What the exercise asks: In the records below, find each line containing the word "subtitle" and copy it.

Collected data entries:
┄┄┄┄┄┄┄┄┄┄┄┄┄┄┄┄┄┄┄┄

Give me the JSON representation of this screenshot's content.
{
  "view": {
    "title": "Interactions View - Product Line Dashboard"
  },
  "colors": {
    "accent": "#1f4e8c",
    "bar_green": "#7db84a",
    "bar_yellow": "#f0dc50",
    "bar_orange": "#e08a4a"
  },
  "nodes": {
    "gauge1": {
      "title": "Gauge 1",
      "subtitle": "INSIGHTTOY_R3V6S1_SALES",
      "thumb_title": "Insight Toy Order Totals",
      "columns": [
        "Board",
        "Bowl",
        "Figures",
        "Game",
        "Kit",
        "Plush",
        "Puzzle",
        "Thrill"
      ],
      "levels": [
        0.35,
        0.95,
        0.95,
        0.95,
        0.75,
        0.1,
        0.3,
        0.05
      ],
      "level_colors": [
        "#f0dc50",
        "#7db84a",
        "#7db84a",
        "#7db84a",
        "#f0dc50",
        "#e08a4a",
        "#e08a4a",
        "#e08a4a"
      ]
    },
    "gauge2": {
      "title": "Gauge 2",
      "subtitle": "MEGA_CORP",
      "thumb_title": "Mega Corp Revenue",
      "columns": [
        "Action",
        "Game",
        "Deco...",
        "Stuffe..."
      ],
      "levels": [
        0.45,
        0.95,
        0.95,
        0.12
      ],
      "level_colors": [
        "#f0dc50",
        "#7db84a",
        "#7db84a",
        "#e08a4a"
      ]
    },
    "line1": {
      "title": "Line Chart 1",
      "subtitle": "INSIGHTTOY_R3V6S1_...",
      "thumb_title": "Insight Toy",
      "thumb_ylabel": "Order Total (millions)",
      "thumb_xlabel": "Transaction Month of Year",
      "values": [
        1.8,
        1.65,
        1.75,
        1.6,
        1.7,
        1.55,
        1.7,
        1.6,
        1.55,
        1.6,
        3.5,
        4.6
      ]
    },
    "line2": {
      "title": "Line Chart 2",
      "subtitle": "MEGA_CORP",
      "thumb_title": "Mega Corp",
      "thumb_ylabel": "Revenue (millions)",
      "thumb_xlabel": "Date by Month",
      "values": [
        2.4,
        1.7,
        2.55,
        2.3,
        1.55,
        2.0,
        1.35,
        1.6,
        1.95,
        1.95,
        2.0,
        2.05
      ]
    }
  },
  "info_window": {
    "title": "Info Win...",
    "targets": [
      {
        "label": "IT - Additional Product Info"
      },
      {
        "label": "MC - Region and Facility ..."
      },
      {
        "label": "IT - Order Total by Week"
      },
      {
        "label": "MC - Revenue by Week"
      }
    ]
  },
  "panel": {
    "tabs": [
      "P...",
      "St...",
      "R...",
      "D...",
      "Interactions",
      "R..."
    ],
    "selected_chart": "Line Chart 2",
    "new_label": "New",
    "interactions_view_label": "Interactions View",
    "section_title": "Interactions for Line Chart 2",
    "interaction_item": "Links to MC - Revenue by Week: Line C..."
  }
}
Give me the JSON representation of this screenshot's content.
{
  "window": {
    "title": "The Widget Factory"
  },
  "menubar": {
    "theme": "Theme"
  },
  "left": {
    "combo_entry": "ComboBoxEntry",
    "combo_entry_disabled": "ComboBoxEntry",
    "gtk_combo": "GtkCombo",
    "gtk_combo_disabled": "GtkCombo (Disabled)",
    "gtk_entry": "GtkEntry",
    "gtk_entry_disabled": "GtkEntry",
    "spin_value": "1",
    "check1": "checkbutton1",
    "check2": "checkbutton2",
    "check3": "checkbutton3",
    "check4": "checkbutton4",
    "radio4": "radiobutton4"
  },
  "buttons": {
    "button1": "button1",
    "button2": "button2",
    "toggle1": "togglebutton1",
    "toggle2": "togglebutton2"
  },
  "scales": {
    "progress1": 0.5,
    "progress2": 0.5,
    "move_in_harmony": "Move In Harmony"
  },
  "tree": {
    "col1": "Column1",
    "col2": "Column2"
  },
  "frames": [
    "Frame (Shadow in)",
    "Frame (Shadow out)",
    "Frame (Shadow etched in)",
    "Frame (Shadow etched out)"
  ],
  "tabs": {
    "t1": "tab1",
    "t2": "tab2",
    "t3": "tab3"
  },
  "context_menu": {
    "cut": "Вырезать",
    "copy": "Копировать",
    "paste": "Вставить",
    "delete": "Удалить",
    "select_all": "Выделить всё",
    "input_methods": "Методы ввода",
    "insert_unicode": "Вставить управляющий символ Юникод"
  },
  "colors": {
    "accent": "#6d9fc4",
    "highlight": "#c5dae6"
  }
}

┄┄┄┄┄┄┄┄┄┄┄┄┄┄┄┄┄┄┄┄

Completed task:
      "subtitle": "INSIGHTTOY_R3V6S1_SALES",
      "subtitle": "MEGA_CORP",
      "subtitle": "INSIGHTTOY_R3V6S1_...",
      "subtitle": "MEGA_CORP",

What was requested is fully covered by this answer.